(Your objective) Copy everything in the listing below word for word, apart from any images.

(Data in this exercise)
☆ ☆ ☆ ☆ ☆

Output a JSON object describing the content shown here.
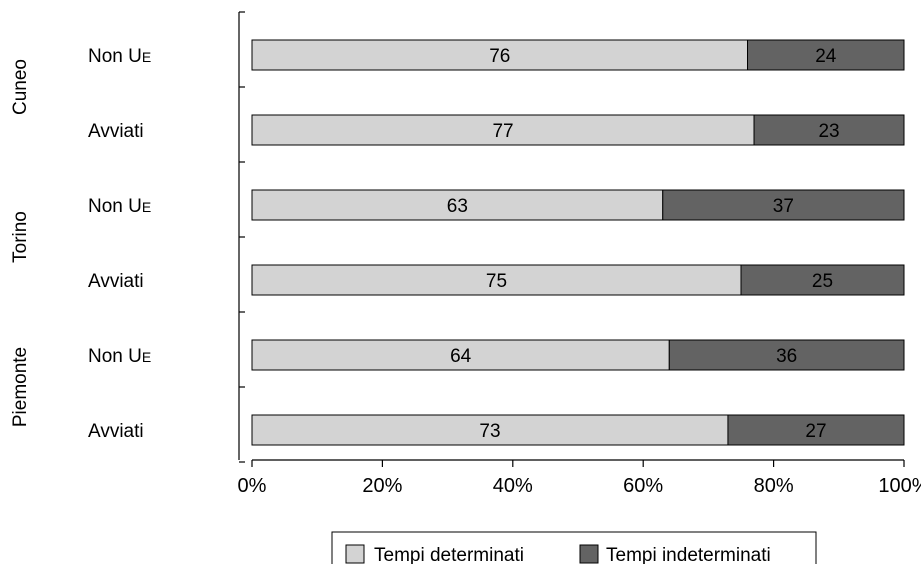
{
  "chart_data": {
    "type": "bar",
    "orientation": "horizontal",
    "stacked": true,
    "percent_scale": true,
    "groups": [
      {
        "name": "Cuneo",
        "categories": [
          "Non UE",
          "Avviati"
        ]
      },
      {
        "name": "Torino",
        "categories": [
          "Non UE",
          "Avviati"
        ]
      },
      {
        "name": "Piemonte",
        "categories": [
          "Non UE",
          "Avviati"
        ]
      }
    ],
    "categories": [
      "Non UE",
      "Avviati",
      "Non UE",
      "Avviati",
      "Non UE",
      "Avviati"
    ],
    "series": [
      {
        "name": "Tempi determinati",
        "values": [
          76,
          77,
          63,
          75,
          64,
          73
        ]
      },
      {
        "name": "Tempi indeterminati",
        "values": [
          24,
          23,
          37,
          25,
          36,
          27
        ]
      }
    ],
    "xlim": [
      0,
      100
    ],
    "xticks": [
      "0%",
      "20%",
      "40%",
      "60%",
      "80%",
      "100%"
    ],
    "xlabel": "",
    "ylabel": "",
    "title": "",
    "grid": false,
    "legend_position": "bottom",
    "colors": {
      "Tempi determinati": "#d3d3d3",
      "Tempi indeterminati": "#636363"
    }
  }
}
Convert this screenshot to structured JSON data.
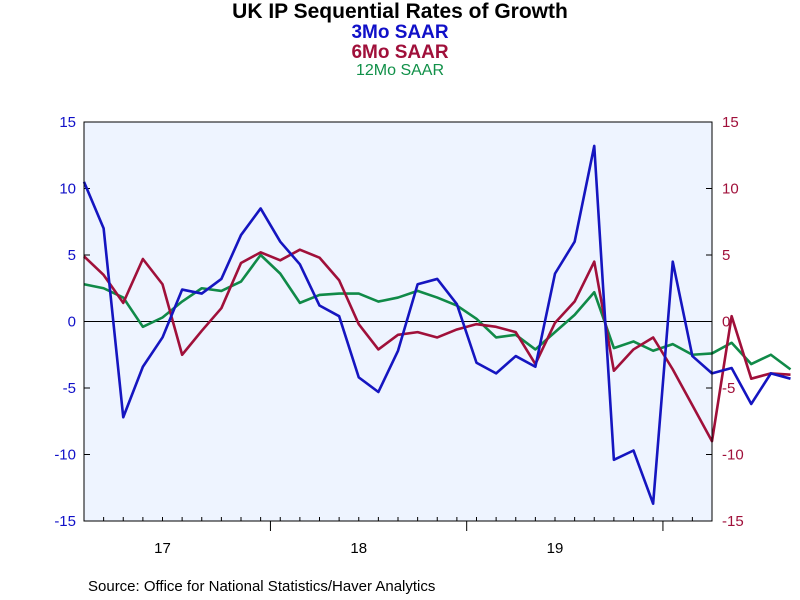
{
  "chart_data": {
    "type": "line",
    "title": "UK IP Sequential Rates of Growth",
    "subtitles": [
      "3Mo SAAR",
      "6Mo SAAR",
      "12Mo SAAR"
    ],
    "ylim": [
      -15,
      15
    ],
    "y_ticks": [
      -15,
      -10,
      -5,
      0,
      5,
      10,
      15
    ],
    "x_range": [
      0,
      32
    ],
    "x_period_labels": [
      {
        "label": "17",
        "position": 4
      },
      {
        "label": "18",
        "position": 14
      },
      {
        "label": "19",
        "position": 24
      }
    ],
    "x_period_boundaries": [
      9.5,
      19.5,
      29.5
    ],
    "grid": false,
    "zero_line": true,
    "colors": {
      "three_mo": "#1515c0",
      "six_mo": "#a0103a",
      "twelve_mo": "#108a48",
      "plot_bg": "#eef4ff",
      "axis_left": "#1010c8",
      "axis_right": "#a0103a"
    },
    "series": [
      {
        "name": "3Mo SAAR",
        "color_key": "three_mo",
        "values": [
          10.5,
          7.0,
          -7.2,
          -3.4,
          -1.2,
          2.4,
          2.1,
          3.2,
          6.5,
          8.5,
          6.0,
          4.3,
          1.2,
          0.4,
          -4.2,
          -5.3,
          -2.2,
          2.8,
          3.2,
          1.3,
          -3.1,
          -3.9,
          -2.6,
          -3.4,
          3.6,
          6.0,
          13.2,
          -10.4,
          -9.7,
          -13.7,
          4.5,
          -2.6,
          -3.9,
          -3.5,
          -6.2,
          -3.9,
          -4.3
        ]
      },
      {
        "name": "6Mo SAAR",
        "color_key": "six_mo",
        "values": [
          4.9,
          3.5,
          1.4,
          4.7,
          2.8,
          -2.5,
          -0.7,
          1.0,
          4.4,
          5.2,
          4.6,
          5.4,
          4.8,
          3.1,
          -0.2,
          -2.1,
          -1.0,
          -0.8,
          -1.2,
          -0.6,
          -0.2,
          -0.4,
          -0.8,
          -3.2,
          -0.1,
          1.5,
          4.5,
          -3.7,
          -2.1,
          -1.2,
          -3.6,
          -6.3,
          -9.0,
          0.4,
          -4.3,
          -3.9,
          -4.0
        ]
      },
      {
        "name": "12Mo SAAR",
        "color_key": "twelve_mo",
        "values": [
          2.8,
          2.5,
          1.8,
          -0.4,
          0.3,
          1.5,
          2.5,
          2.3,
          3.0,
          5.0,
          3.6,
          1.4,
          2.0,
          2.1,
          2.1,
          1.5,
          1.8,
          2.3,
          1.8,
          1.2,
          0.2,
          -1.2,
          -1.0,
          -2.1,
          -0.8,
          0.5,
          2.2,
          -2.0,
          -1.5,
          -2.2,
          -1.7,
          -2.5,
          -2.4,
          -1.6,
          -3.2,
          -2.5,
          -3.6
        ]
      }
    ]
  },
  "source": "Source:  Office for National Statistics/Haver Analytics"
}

☆ ☆ ☆ ☆ ☆

(Task response)
Output a JSON object describing the content shown here.
{
  "chart_data": {
    "type": "bar",
    "orientation": "horizontal",
    "stacked": true,
    "percent_scale": true,
    "groups": [
      {
        "name": "Cuneo",
        "categories": [
          "Non UE",
          "Avviati"
        ]
      },
      {
        "name": "Torino",
        "categories": [
          "Non UE",
          "Avviati"
        ]
      },
      {
        "name": "Piemonte",
        "categories": [
          "Non UE",
          "Avviati"
        ]
      }
    ],
    "categories": [
      "Non UE",
      "Avviati",
      "Non UE",
      "Avviati",
      "Non UE",
      "Avviati"
    ],
    "series": [
      {
        "name": "Tempi determinati",
        "values": [
          76,
          77,
          63,
          75,
          64,
          73
        ]
      },
      {
        "name": "Tempi indeterminati",
        "values": [
          24,
          23,
          37,
          25,
          36,
          27
        ]
      }
    ],
    "xlim": [
      0,
      100
    ],
    "xticks": [
      "0%",
      "20%",
      "40%",
      "60%",
      "80%",
      "100%"
    ],
    "xlabel": "",
    "ylabel": "",
    "title": "",
    "grid": false,
    "legend_position": "bottom",
    "colors": {
      "Tempi determinati": "#d3d3d3",
      "Tempi indeterminati": "#636363"
    }
  }
}
Convert this screenshot to structured JSON data.
{
  "chart_data": {
    "type": "line",
    "title": "UK IP Sequential Rates of Growth",
    "subtitles": [
      "3Mo SAAR",
      "6Mo SAAR",
      "12Mo SAAR"
    ],
    "ylim": [
      -15,
      15
    ],
    "y_ticks": [
      -15,
      -10,
      -5,
      0,
      5,
      10,
      15
    ],
    "x_range": [
      0,
      32
    ],
    "x_period_labels": [
      {
        "label": "17",
        "position": 4
      },
      {
        "label": "18",
        "position": 14
      },
      {
        "label": "19",
        "position": 24
      }
    ],
    "x_period_boundaries": [
      9.5,
      19.5,
      29.5
    ],
    "grid": false,
    "zero_line": true,
    "colors": {
      "three_mo": "#1515c0",
      "six_mo": "#a0103a",
      "twelve_mo": "#108a48",
      "plot_bg": "#eef4ff",
      "axis_left": "#1010c8",
      "axis_right": "#a0103a"
    },
    "series": [
      {
        "name": "3Mo SAAR",
        "color_key": "three_mo",
        "values": [
          10.5,
          7.0,
          -7.2,
          -3.4,
          -1.2,
          2.4,
          2.1,
          3.2,
          6.5,
          8.5,
          6.0,
          4.3,
          1.2,
          0.4,
          -4.2,
          -5.3,
          -2.2,
          2.8,
          3.2,
          1.3,
          -3.1,
          -3.9,
          -2.6,
          -3.4,
          3.6,
          6.0,
          13.2,
          -10.4,
          -9.7,
          -13.7,
          4.5,
          -2.6,
          -3.9,
          -3.5,
          -6.2,
          -3.9,
          -4.3
        ]
      },
      {
        "name": "6Mo SAAR",
        "color_key": "six_mo",
        "values": [
          4.9,
          3.5,
          1.4,
          4.7,
          2.8,
          -2.5,
          -0.7,
          1.0,
          4.4,
          5.2,
          4.6,
          5.4,
          4.8,
          3.1,
          -0.2,
          -2.1,
          -1.0,
          -0.8,
          -1.2,
          -0.6,
          -0.2,
          -0.4,
          -0.8,
          -3.2,
          -0.1,
          1.5,
          4.5,
          -3.7,
          -2.1,
          -1.2,
          -3.6,
          -6.3,
          -9.0,
          0.4,
          -4.3,
          -3.9,
          -4.0
        ]
      },
      {
        "name": "12Mo SAAR",
        "color_key": "twelve_mo",
        "values": [
          2.8,
          2.5,
          1.8,
          -0.4,
          0.3,
          1.5,
          2.5,
          2.3,
          3.0,
          5.0,
          3.6,
          1.4,
          2.0,
          2.1,
          2.1,
          1.5,
          1.8,
          2.3,
          1.8,
          1.2,
          0.2,
          -1.2,
          -1.0,
          -2.1,
          -0.8,
          0.5,
          2.2,
          -2.0,
          -1.5,
          -2.2,
          -1.7,
          -2.5,
          -2.4,
          -1.6,
          -3.2,
          -2.5,
          -3.6
        ]
      }
    ]
  },
  "source": "Source:  Office for National Statistics/Haver Analytics"
}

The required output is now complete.